__INFORMATION SHOWN__.

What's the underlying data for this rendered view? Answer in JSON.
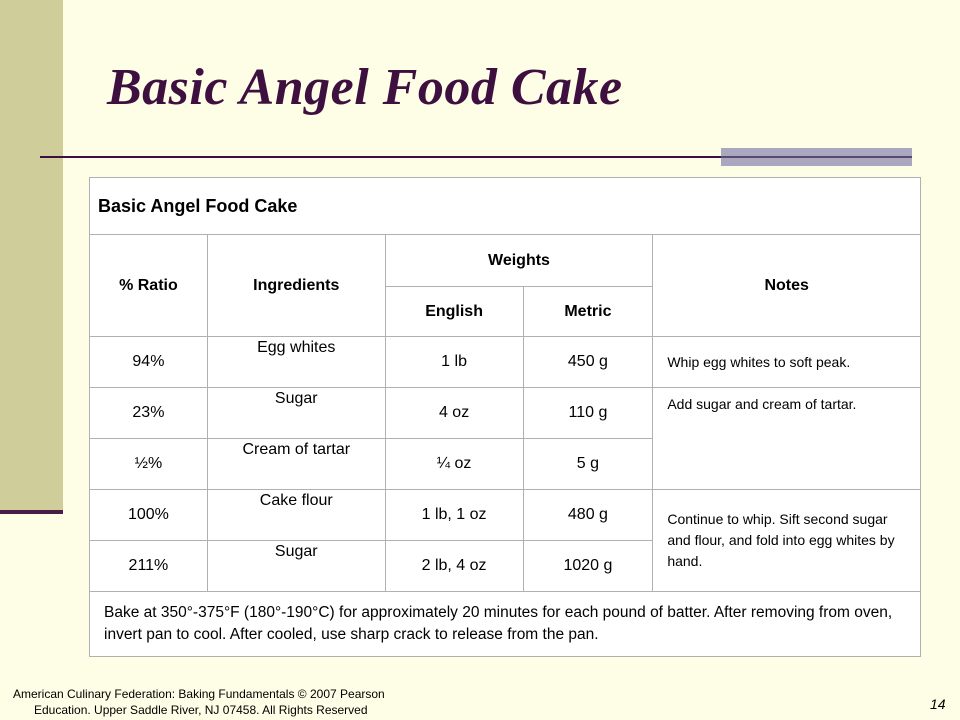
{
  "slide": {
    "title": "Basic Angel Food Cake",
    "page_number": "14"
  },
  "table": {
    "caption": "Basic Angel Food Cake",
    "headers": {
      "ratio": "% Ratio",
      "ingredients": "Ingredients",
      "weights": "Weights",
      "english": "English",
      "metric": "Metric",
      "notes": "Notes"
    },
    "rows": [
      {
        "ratio": "94%",
        "ingredient": "Egg whites",
        "english": "1 lb",
        "metric": "450 g"
      },
      {
        "ratio": "23%",
        "ingredient": "Sugar",
        "english": "4 oz",
        "metric": "110 g"
      },
      {
        "ratio": "½%",
        "ingredient": "Cream of tartar",
        "english": "¼ oz",
        "metric": "5 g"
      },
      {
        "ratio": "100%",
        "ingredient": "Cake flour",
        "english": "1 lb, 1 oz",
        "metric": "480 g"
      },
      {
        "ratio": "211%",
        "ingredient": "Sugar",
        "english": "2 lb, 4 oz",
        "metric": "1020 g"
      }
    ],
    "notes": [
      "Whip egg whites to soft peak.",
      "Add sugar and cream of tartar.",
      "Continue to whip.  Sift second sugar and flour, and fold into egg whites by hand."
    ],
    "bake_instructions": "Bake at 350°-375°F (180°-190°C) for approximately 20 minutes for each pound of batter.  After removing from oven, invert pan to cool.  After cooled, use sharp crack to release from the pan."
  },
  "footer": {
    "line1": "American Culinary Federation: Baking Fundamentals © 2007 Pearson",
    "line2": "Education. Upper Saddle River, NJ 07458.  All Rights Reserved"
  }
}
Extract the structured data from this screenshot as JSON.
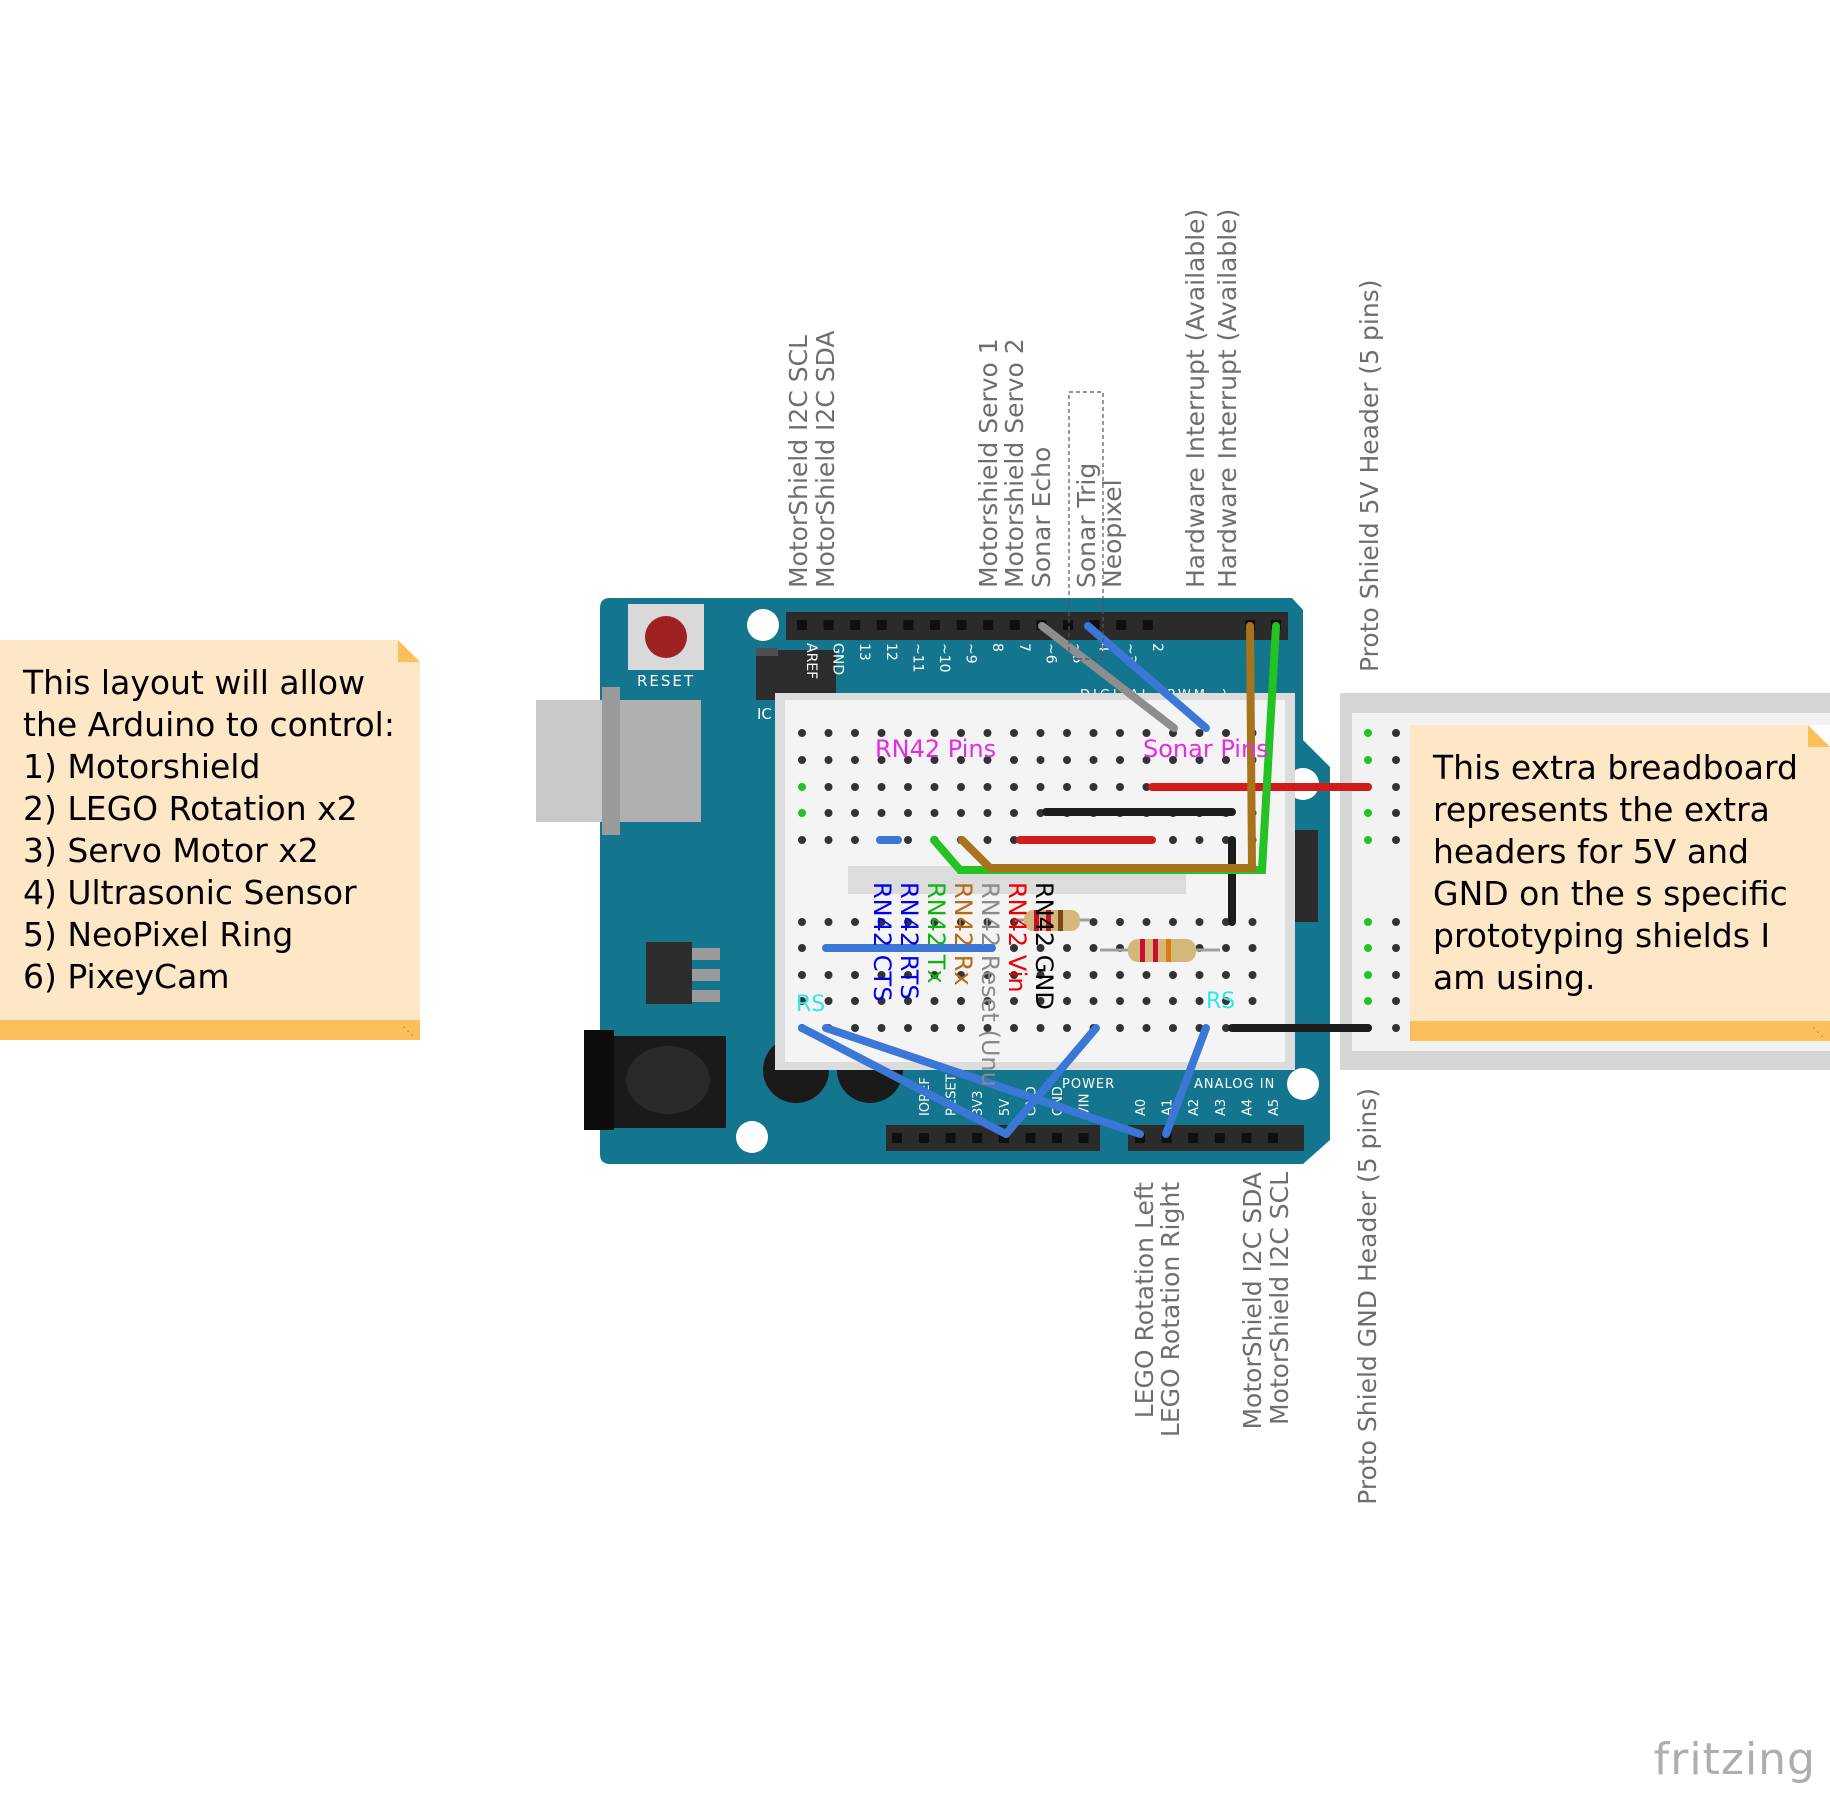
{
  "notes": {
    "left": [
      "This layout will allow",
      "the Arduino to control:",
      "1) Motorshield",
      "2) LEGO Rotation x2",
      "3) Servo Motor x2",
      "4) Ultrasonic Sensor",
      "5) NeoPixel Ring",
      "6) PixeyCam"
    ],
    "right": [
      "This extra breadboard",
      "represents the extra",
      "headers for 5V and",
      "GND on the s specific",
      "prototyping shields I",
      "am using."
    ]
  },
  "top_labels": {
    "i2c_scl": "MotorShield I2C SCL",
    "i2c_sda": "MotorShield I2C SDA",
    "servo1": "Motorshield Servo 1",
    "servo2": "Motorshield Servo 2",
    "sonar_echo": "Sonar Echo",
    "sonar_trig": "Sonar Trig",
    "neopixel": "Neopixel",
    "interrupt1": "Hardware Interrupt (Available)",
    "interrupt2": "Hardware Interrupt (Available)",
    "proto_5v": "Proto Shield 5V Header (5 pins)"
  },
  "bottom_labels": {
    "lego_left": "LEGO Rotation Left",
    "lego_right": "LEGO Rotation Right",
    "i2c_sda": "MotorShield I2C SDA",
    "i2c_scl": "MotorShield I2C SCL",
    "proto_gnd": "Proto Shield GND Header (5 pins)"
  },
  "board": {
    "reset": "RESET",
    "digital_pins": [
      "AREF",
      "GND",
      "13",
      "12",
      "~11",
      "~10",
      "~9",
      "8",
      "7",
      "~6",
      "~5",
      "4",
      "~3",
      "2"
    ],
    "power_pins": [
      "IOREF",
      "RESET",
      "3V3",
      "5V",
      "GND",
      "GND",
      "VIN"
    ],
    "power_header": "POWER",
    "analog_header": "ANALOG IN",
    "analog_pins": [
      "A0",
      "A1",
      "A2",
      "A3",
      "A4",
      "A5"
    ],
    "ic_label": "IC",
    "digital_header": "DIGITAL (PWM~)"
  },
  "breadboard_labels": {
    "rn42_pins": "RN42 Pins",
    "sonar_pins": "Sonar Pins",
    "rs_left": "RS",
    "rs_right": "RS"
  },
  "rn42_labels": [
    {
      "text": "RN42 CTS",
      "color": "#0000ee"
    },
    {
      "text": "RN42 RTS",
      "color": "#0000ee"
    },
    {
      "text": "RN42 Tx",
      "color": "#12b312"
    },
    {
      "text": "RN42 Rx",
      "color": "#b86a12"
    },
    {
      "text": "RN42 Reset (Unu",
      "color": "#8a8a8a"
    },
    {
      "text": "RN42 Vin",
      "color": "#ee0000"
    },
    {
      "text": "RN42 GND",
      "color": "#000000"
    }
  ],
  "colors": {
    "board": "#14758f",
    "note_bg": "#fde7c6",
    "note_bar": "#fbbf5c",
    "magenta": "#e32de3",
    "cyan": "#2ee6f2",
    "wire_blue": "#3b77d6",
    "wire_red": "#d11c1c",
    "wire_green": "#22c322",
    "wire_brown": "#a8731a",
    "wire_black": "#1c1c1c"
  },
  "watermark": "fritzing"
}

__DIRECTIVE__. All records should be output exactly, with the pictures left out.

__EXERCISE SOLUTION__.
What's the underlying data for this rendered view? Answer in JSON.
{
  "slide": {
    "title": "Basic Angel Food Cake",
    "page_number": "14"
  },
  "table": {
    "caption": "Basic Angel Food Cake",
    "headers": {
      "ratio": "% Ratio",
      "ingredients": "Ingredients",
      "weights": "Weights",
      "english": "English",
      "metric": "Metric",
      "notes": "Notes"
    },
    "rows": [
      {
        "ratio": "94%",
        "ingredient": "Egg whites",
        "english": "1 lb",
        "metric": "450 g"
      },
      {
        "ratio": "23%",
        "ingredient": "Sugar",
        "english": "4 oz",
        "metric": "110 g"
      },
      {
        "ratio": "½%",
        "ingredient": "Cream of tartar",
        "english": "¼ oz",
        "metric": "5 g"
      },
      {
        "ratio": "100%",
        "ingredient": "Cake flour",
        "english": "1 lb, 1 oz",
        "metric": "480 g"
      },
      {
        "ratio": "211%",
        "ingredient": "Sugar",
        "english": "2 lb, 4 oz",
        "metric": "1020 g"
      }
    ],
    "notes": [
      "Whip egg whites to soft peak.",
      "Add sugar and cream of tartar.",
      "Continue to whip.  Sift second sugar and flour, and fold into egg whites by hand."
    ],
    "bake_instructions": "Bake at 350°-375°F (180°-190°C) for approximately 20 minutes for each pound of batter.  After removing from oven, invert pan to cool.  After cooled, use sharp crack to release from the pan."
  },
  "footer": {
    "line1": "American Culinary Federation: Baking Fundamentals © 2007 Pearson",
    "line2": "Education. Upper Saddle River, NJ 07458.  All Rights Reserved"
  }
}
Extract the structured data from this screenshot as JSON.
{
  "notes": {
    "left": [
      "This layout will allow",
      "the Arduino to control:",
      "1) Motorshield",
      "2) LEGO Rotation x2",
      "3) Servo Motor x2",
      "4) Ultrasonic Sensor",
      "5) NeoPixel Ring",
      "6) PixeyCam"
    ],
    "right": [
      "This extra breadboard",
      "represents the extra",
      "headers for 5V and",
      "GND on the s specific",
      "prototyping shields I",
      "am using."
    ]
  },
  "top_labels": {
    "i2c_scl": "MotorShield I2C SCL",
    "i2c_sda": "MotorShield I2C SDA",
    "servo1": "Motorshield Servo 1",
    "servo2": "Motorshield Servo 2",
    "sonar_echo": "Sonar Echo",
    "sonar_trig": "Sonar Trig",
    "neopixel": "Neopixel",
    "interrupt1": "Hardware Interrupt (Available)",
    "interrupt2": "Hardware Interrupt (Available)",
    "proto_5v": "Proto Shield 5V Header (5 pins)"
  },
  "bottom_labels": {
    "lego_left": "LEGO Rotation Left",
    "lego_right": "LEGO Rotation Right",
    "i2c_sda": "MotorShield I2C SDA",
    "i2c_scl": "MotorShield I2C SCL",
    "proto_gnd": "Proto Shield GND Header (5 pins)"
  },
  "board": {
    "reset": "RESET",
    "digital_pins": [
      "AREF",
      "GND",
      "13",
      "12",
      "~11",
      "~10",
      "~9",
      "8",
      "7",
      "~6",
      "~5",
      "4",
      "~3",
      "2"
    ],
    "power_pins": [
      "IOREF",
      "RESET",
      "3V3",
      "5V",
      "GND",
      "GND",
      "VIN"
    ],
    "power_header": "POWER",
    "analog_header": "ANALOG IN",
    "analog_pins": [
      "A0",
      "A1",
      "A2",
      "A3",
      "A4",
      "A5"
    ],
    "ic_label": "IC",
    "digital_header": "DIGITAL (PWM~)"
  },
  "breadboard_labels": {
    "rn42_pins": "RN42 Pins",
    "sonar_pins": "Sonar Pins",
    "rs_left": "RS",
    "rs_right": "RS"
  },
  "rn42_labels": [
    {
      "text": "RN42 CTS",
      "color": "#0000ee"
    },
    {
      "text": "RN42 RTS",
      "color": "#0000ee"
    },
    {
      "text": "RN42 Tx",
      "color": "#12b312"
    },
    {
      "text": "RN42 Rx",
      "color": "#b86a12"
    },
    {
      "text": "RN42 Reset (Unu",
      "color": "#8a8a8a"
    },
    {
      "text": "RN42 Vin",
      "color": "#ee0000"
    },
    {
      "text": "RN42 GND",
      "color": "#000000"
    }
  ],
  "colors": {
    "board": "#14758f",
    "note_bg": "#fde7c6",
    "note_bar": "#fbbf5c",
    "magenta": "#e32de3",
    "cyan": "#2ee6f2",
    "wire_blue": "#3b77d6",
    "wire_red": "#d11c1c",
    "wire_green": "#22c322",
    "wire_brown": "#a8731a",
    "wire_black": "#1c1c1c"
  },
  "watermark": "fritzing"
}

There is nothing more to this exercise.